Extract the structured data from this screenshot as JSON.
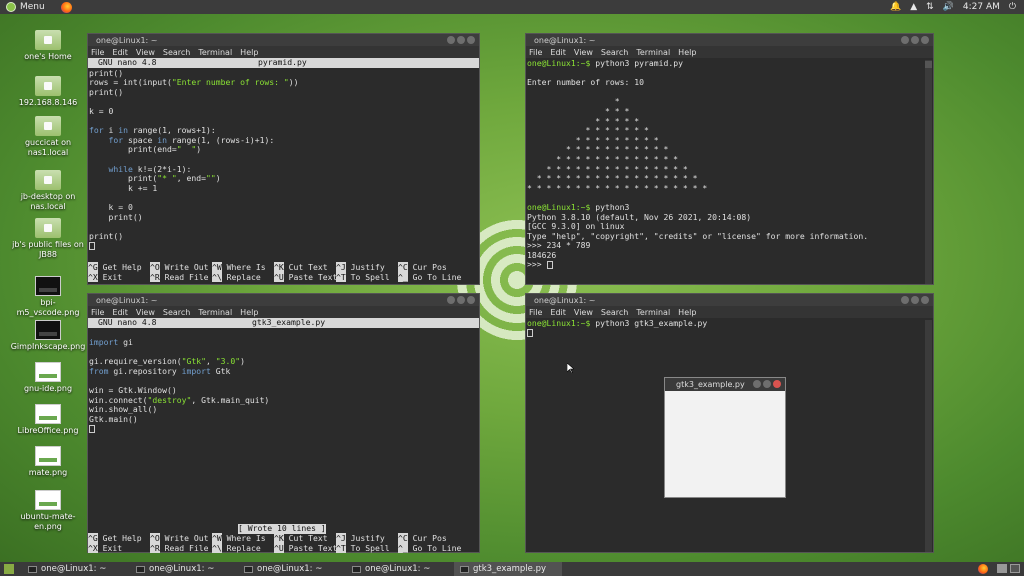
{
  "top_panel": {
    "menu_label": "Menu",
    "time": "4:27 AM"
  },
  "desktop_icons": [
    {
      "label": "one's Home",
      "icon": "home-folder-icon"
    },
    {
      "label": "192.168.8.146",
      "icon": "network-share-icon"
    },
    {
      "label": "guccicat on nas1.local",
      "icon": "network-share-icon"
    },
    {
      "label": "jb-desktop on nas.local",
      "icon": "network-share-icon"
    },
    {
      "label": "jb's public files on JB88",
      "icon": "network-share-icon"
    },
    {
      "label": "bpi-m5_vscode.png",
      "icon": "image-file-icon"
    },
    {
      "label": "GimpInkscape.png",
      "icon": "image-file-icon"
    },
    {
      "label": "gnu-ide.png",
      "icon": "image-file-icon"
    },
    {
      "label": "LibreOffice.png",
      "icon": "image-file-icon"
    },
    {
      "label": "mate.png",
      "icon": "image-file-icon"
    },
    {
      "label": "ubuntu-mate-en.png",
      "icon": "image-file-icon"
    }
  ],
  "terminal_menu": [
    "File",
    "Edit",
    "View",
    "Search",
    "Terminal",
    "Help"
  ],
  "win1": {
    "title": "one@Linux1: ~",
    "nano_version": "GNU nano 4.8",
    "file_name": "pyramid.py",
    "code": [
      "print()",
      "rows = int(input(\"Enter number of rows: \"))",
      "print()",
      "",
      "k = 0",
      "",
      "for i in range(1, rows+1):",
      "    for space in range(1, (rows-i)+1):",
      "        print(end=\"  \")",
      "",
      "    while k!=(2*i-1):",
      "        print(\"* \", end=\"\")",
      "        k += 1",
      "",
      "    k = 0",
      "    print()",
      "",
      "print()"
    ]
  },
  "win2": {
    "title": "one@Linux1: ~",
    "prompt": "one@Linux1:~$",
    "cmd1": " python3 pyramid.py",
    "lines": [
      "",
      "Enter number of rows: 10",
      "",
      "                  *",
      "                * * *",
      "              * * * * *",
      "            * * * * * * *",
      "          * * * * * * * * *",
      "        * * * * * * * * * * *",
      "      * * * * * * * * * * * * *",
      "    * * * * * * * * * * * * * * *",
      "  * * * * * * * * * * * * * * * * *",
      "* * * * * * * * * * * * * * * * * * *",
      ""
    ],
    "cmd2": " python3",
    "py_lines": [
      "Python 3.8.10 (default, Nov 26 2021, 20:14:08)",
      "[GCC 9.3.0] on linux",
      "Type \"help\", \"copyright\", \"credits\" or \"license\" for more information.",
      ">>> 234 * 789",
      "184626"
    ],
    "py_prompt": ">>> "
  },
  "win3": {
    "title": "one@Linux1: ~",
    "nano_version": "GNU nano 4.8",
    "file_name": "gtk3_example.py",
    "code": [
      "",
      "import gi",
      "",
      "gi.require_version(\"Gtk\", \"3.0\")",
      "from gi.repository import Gtk",
      "",
      "win = Gtk.Window()",
      "win.connect(\"destroy\", Gtk.main_quit)",
      "win.show_all()",
      "Gtk.main()"
    ],
    "status_message": "[ Wrote 10 lines ]"
  },
  "win4": {
    "title": "one@Linux1: ~",
    "prompt": "one@Linux1:~$",
    "cmd": " python3 gtk3_example.py"
  },
  "gtk_window": {
    "title": "gtk3_example.py"
  },
  "nano_shortcuts": {
    "row1": [
      [
        "^G",
        " Get Help"
      ],
      [
        "^O",
        " Write Out"
      ],
      [
        "^W",
        " Where Is"
      ],
      [
        "^K",
        " Cut Text"
      ],
      [
        "^J",
        " Justify"
      ],
      [
        "^C",
        " Cur Pos"
      ]
    ],
    "row2": [
      [
        "^X",
        " Exit"
      ],
      [
        "^R",
        " Read File"
      ],
      [
        "^\\",
        " Replace"
      ],
      [
        "^U",
        " Paste Text"
      ],
      [
        "^T",
        " To Spell"
      ],
      [
        "^_",
        " Go To Line"
      ]
    ]
  },
  "taskbar": [
    {
      "label": "one@Linux1: ~",
      "active": false
    },
    {
      "label": "one@Linux1: ~",
      "active": false
    },
    {
      "label": "one@Linux1: ~",
      "active": false
    },
    {
      "label": "one@Linux1: ~",
      "active": false
    },
    {
      "label": "gtk3_example.py",
      "active": true
    }
  ]
}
======
## AIM OF THE EXERCISE
Quote each line of the listing exactly, but leave the pictures out.

## ANSWER FOR THIS EXERCISE
Extract the structured data from this screenshot as JSON.
{
  "top_panel": {
    "menu_label": "Menu",
    "time": "4:27 AM"
  },
  "desktop_icons": [
    {
      "label": "one's Home",
      "icon": "home-folder-icon"
    },
    {
      "label": "192.168.8.146",
      "icon": "network-share-icon"
    },
    {
      "label": "guccicat on nas1.local",
      "icon": "network-share-icon"
    },
    {
      "label": "jb-desktop on nas.local",
      "icon": "network-share-icon"
    },
    {
      "label": "jb's public files on JB88",
      "icon": "network-share-icon"
    },
    {
      "label": "bpi-m5_vscode.png",
      "icon": "image-file-icon"
    },
    {
      "label": "GimpInkscape.png",
      "icon": "image-file-icon"
    },
    {
      "label": "gnu-ide.png",
      "icon": "image-file-icon"
    },
    {
      "label": "LibreOffice.png",
      "icon": "image-file-icon"
    },
    {
      "label": "mate.png",
      "icon": "image-file-icon"
    },
    {
      "label": "ubuntu-mate-en.png",
      "icon": "image-file-icon"
    }
  ],
  "terminal_menu": [
    "File",
    "Edit",
    "View",
    "Search",
    "Terminal",
    "Help"
  ],
  "win1": {
    "title": "one@Linux1: ~",
    "nano_version": "GNU nano 4.8",
    "file_name": "pyramid.py",
    "code": [
      "print()",
      "rows = int(input(\"Enter number of rows: \"))",
      "print()",
      "",
      "k = 0",
      "",
      "for i in range(1, rows+1):",
      "    for space in range(1, (rows-i)+1):",
      "        print(end=\"  \")",
      "",
      "    while k!=(2*i-1):",
      "        print(\"* \", end=\"\")",
      "        k += 1",
      "",
      "    k = 0",
      "    print()",
      "",
      "print()"
    ]
  },
  "win2": {
    "title": "one@Linux1: ~",
    "prompt": "one@Linux1:~$",
    "cmd1": " python3 pyramid.py",
    "lines": [
      "",
      "Enter number of rows: 10",
      "",
      "                  *",
      "                * * *",
      "              * * * * *",
      "            * * * * * * *",
      "          * * * * * * * * *",
      "        * * * * * * * * * * *",
      "      * * * * * * * * * * * * *",
      "    * * * * * * * * * * * * * * *",
      "  * * * * * * * * * * * * * * * * *",
      "* * * * * * * * * * * * * * * * * * *",
      ""
    ],
    "cmd2": " python3",
    "py_lines": [
      "Python 3.8.10 (default, Nov 26 2021, 20:14:08)",
      "[GCC 9.3.0] on linux",
      "Type \"help\", \"copyright\", \"credits\" or \"license\" for more information.",
      ">>> 234 * 789",
      "184626"
    ],
    "py_prompt": ">>> "
  },
  "win3": {
    "title": "one@Linux1: ~",
    "nano_version": "GNU nano 4.8",
    "file_name": "gtk3_example.py",
    "code": [
      "",
      "import gi",
      "",
      "gi.require_version(\"Gtk\", \"3.0\")",
      "from gi.repository import Gtk",
      "",
      "win = Gtk.Window()",
      "win.connect(\"destroy\", Gtk.main_quit)",
      "win.show_all()",
      "Gtk.main()"
    ],
    "status_message": "[ Wrote 10 lines ]"
  },
  "win4": {
    "title": "one@Linux1: ~",
    "prompt": "one@Linux1:~$",
    "cmd": " python3 gtk3_example.py"
  },
  "gtk_window": {
    "title": "gtk3_example.py"
  },
  "nano_shortcuts": {
    "row1": [
      [
        "^G",
        " Get Help"
      ],
      [
        "^O",
        " Write Out"
      ],
      [
        "^W",
        " Where Is"
      ],
      [
        "^K",
        " Cut Text"
      ],
      [
        "^J",
        " Justify"
      ],
      [
        "^C",
        " Cur Pos"
      ]
    ],
    "row2": [
      [
        "^X",
        " Exit"
      ],
      [
        "^R",
        " Read File"
      ],
      [
        "^\\",
        " Replace"
      ],
      [
        "^U",
        " Paste Text"
      ],
      [
        "^T",
        " To Spell"
      ],
      [
        "^_",
        " Go To Line"
      ]
    ]
  },
  "taskbar": [
    {
      "label": "one@Linux1: ~",
      "active": false
    },
    {
      "label": "one@Linux1: ~",
      "active": false
    },
    {
      "label": "one@Linux1: ~",
      "active": false
    },
    {
      "label": "one@Linux1: ~",
      "active": false
    },
    {
      "label": "gtk3_example.py",
      "active": true
    }
  ]
}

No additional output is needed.